* _EXERCISE AIM_
Set out the lines of the items, from the very start through the line holding "section-heading-1: 01 真题再现" (both included), as a Markdown table with the columns Row and Line. Number each line and leave out blank ones.

* _SUPPLIED INFORMATION_
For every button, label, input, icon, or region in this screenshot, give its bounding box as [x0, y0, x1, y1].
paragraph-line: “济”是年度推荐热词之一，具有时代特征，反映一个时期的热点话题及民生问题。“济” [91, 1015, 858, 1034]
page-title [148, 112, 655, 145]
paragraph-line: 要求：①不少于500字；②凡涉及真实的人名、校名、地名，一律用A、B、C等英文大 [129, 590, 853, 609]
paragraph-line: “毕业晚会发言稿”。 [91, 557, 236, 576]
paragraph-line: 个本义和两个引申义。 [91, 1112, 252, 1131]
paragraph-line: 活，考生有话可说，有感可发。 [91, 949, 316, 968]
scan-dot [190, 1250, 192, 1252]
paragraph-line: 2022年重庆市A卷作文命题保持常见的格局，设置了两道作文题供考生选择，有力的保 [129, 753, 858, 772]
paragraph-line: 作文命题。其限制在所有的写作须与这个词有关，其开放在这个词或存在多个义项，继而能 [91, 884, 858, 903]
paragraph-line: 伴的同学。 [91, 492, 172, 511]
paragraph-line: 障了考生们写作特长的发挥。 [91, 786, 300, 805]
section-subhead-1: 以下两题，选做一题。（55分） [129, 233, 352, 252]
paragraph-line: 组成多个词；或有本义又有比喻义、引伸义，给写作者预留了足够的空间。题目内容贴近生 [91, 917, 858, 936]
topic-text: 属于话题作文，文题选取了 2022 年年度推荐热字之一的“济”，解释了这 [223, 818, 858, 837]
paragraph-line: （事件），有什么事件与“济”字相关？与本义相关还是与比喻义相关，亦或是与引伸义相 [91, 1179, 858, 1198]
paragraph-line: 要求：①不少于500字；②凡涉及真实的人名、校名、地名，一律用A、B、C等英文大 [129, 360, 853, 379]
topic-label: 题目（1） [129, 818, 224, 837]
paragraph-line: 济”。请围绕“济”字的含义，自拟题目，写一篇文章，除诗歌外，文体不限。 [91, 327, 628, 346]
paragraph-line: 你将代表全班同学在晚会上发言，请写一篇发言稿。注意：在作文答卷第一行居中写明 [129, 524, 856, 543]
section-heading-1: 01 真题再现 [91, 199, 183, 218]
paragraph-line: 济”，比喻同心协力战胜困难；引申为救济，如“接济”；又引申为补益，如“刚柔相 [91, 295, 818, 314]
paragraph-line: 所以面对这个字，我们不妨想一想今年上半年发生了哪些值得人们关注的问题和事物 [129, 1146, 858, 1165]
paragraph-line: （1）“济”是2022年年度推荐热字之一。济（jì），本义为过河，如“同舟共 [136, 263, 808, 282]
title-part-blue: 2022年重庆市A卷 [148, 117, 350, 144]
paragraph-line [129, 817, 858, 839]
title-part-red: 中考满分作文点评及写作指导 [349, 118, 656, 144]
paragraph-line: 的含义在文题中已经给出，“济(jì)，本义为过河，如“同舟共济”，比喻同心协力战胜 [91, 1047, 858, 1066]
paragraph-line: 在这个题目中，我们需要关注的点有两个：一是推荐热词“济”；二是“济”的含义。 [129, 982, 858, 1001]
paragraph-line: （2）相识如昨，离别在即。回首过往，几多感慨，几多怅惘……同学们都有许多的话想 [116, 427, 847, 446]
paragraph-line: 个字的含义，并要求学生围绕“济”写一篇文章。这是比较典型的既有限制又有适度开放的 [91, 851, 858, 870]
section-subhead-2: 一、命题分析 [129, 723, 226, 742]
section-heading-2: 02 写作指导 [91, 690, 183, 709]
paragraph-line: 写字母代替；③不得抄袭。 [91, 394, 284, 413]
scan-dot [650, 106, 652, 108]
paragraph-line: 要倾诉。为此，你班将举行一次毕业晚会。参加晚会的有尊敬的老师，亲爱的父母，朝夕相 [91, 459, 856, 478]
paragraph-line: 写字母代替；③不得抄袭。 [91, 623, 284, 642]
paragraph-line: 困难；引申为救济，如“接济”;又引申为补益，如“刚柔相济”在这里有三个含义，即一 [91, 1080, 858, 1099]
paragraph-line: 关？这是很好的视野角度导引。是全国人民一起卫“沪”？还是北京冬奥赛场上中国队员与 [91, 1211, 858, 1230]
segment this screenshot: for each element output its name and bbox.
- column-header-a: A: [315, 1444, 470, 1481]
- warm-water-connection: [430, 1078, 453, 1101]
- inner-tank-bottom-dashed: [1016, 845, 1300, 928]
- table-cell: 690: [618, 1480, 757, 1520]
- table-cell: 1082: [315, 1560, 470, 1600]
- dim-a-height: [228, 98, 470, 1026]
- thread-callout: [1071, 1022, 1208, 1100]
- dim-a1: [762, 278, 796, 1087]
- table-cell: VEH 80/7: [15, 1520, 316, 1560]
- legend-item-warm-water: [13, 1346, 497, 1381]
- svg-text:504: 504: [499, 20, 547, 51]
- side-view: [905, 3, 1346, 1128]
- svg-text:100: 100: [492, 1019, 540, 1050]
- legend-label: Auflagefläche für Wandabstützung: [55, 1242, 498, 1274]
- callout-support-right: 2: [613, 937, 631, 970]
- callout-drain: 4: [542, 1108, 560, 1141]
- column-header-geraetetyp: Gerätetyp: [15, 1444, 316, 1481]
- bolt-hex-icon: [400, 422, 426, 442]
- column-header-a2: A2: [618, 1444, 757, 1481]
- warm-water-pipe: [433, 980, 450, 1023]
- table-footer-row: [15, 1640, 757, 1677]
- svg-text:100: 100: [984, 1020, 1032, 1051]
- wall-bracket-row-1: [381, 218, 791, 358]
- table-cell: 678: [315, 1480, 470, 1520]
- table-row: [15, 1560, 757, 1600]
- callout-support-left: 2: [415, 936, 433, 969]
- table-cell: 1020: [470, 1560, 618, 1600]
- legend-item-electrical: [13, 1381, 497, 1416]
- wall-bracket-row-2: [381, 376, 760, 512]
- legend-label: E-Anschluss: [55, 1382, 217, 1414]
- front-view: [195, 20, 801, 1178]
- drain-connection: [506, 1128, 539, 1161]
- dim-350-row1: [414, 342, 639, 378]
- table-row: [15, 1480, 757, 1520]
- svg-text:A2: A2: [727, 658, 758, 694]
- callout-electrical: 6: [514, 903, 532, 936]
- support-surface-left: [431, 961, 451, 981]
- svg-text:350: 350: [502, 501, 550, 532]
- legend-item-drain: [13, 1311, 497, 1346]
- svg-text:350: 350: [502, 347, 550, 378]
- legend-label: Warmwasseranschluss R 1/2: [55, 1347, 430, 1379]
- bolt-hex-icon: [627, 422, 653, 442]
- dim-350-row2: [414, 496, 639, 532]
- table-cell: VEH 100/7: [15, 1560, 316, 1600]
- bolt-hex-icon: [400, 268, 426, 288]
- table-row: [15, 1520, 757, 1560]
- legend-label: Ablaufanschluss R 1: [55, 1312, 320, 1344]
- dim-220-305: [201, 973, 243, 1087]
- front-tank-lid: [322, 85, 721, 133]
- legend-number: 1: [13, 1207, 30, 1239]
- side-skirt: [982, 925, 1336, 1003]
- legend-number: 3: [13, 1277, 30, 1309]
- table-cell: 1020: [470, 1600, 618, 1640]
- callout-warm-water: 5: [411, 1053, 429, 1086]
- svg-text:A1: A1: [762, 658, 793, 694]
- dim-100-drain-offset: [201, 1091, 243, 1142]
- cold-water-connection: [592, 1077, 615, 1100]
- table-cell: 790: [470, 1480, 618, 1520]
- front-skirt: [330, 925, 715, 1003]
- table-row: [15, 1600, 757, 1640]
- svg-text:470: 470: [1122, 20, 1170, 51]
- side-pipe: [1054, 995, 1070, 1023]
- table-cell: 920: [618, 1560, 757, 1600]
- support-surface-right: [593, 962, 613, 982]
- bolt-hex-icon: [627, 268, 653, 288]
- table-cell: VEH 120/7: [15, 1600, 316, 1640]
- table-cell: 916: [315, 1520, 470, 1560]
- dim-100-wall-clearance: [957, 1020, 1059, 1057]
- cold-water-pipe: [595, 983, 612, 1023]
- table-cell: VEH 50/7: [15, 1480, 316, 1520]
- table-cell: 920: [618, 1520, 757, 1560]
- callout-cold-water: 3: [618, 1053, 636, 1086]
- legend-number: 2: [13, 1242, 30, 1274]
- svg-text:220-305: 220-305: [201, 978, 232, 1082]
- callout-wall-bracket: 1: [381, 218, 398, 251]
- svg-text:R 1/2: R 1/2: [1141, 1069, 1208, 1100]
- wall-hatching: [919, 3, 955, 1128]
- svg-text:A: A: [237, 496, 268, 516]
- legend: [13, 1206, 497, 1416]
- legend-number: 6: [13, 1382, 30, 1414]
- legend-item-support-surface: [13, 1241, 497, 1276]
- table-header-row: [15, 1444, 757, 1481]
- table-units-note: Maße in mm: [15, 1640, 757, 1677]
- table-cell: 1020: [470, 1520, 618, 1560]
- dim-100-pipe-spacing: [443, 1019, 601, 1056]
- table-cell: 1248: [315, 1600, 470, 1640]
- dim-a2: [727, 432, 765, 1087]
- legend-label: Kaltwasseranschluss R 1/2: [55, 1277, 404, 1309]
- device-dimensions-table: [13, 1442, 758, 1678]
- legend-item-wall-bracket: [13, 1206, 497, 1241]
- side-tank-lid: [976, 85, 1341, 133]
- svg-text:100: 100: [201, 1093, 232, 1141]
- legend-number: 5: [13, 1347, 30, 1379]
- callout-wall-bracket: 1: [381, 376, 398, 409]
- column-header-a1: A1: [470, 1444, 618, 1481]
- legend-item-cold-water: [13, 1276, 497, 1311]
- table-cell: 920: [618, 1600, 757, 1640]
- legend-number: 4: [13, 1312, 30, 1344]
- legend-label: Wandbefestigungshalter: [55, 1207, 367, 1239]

* _EXERCISE RESULT_
| Row | Line |
|---|---|
| 1 | For every button, label, input, icon, or region in this screenshot, give its bounding box as [x0, y0, x1, y1]. |
| 2 | paragraph-line: “济”是年度推荐热词之一，具有时代特征，反映一个时期的热点话题及民生问题。“济” [91, 1015, 858, 1034] |
| 3 | page-title [148, 112, 655, 145] |
| 4 | paragraph-line: 要求：①不少于500字；②凡涉及真实的人名、校名、地名，一律用A、B、C等英文大 [129, 590, 853, 609] |
| 5 | paragraph-line: “毕业晚会发言稿”。 [91, 557, 236, 576] |
| 6 | paragraph-line: 个本义和两个引申义。 [91, 1112, 252, 1131] |
| 7 | paragraph-line: 活，考生有话可说，有感可发。 [91, 949, 316, 968] |
| 8 | scan-dot [190, 1250, 192, 1252] |
| 9 | paragraph-line: 2022年重庆市A卷作文命题保持常见的格局，设置了两道作文题供考生选择，有力的保 [129, 753, 858, 772] |
| 10 | paragraph-line: 作文命题。其限制在所有的写作须与这个词有关，其开放在这个词或存在多个义项，继而能 [91, 884, 858, 903] |
| 11 | paragraph-line: 伴的同学。 [91, 492, 172, 511] |
| 12 | paragraph-line: 障了考生们写作特长的发挥。 [91, 786, 300, 805] |
| 13 | section-subhead-1: 以下两题，选做一题。（55分） [129, 233, 352, 252] |
| 14 | paragraph-line: 组成多个词；或有本义又有比喻义、引伸义，给写作者预留了足够的空间。题目内容贴近生 [91, 917, 858, 936] |
| 15 | topic-text: 属于话题作文，文题选取了 2022 年年度推荐热字之一的“济”，解释了这 [223, 818, 858, 837] |
| 16 | paragraph-line: （事件），有什么事件与“济”字相关？与本义相关还是与比喻义相关，亦或是与引伸义相 [91, 1179, 858, 1198] |
| 17 | paragraph-line: 要求：①不少于500字；②凡涉及真实的人名、校名、地名，一律用A、B、C等英文大 [129, 360, 853, 379] |
| 18 | topic-label: 题目（1） [129, 818, 224, 837] |
| 19 | paragraph-line: 济”。请围绕“济”字的含义，自拟题目，写一篇文章，除诗歌外，文体不限。 [91, 327, 628, 346] |
| 20 | paragraph-line: 你将代表全班同学在晚会上发言，请写一篇发言稿。注意：在作文答卷第一行居中写明 [129, 524, 856, 543] |
| 21 | section-heading-1: 01 真题再现 [91, 199, 183, 218] |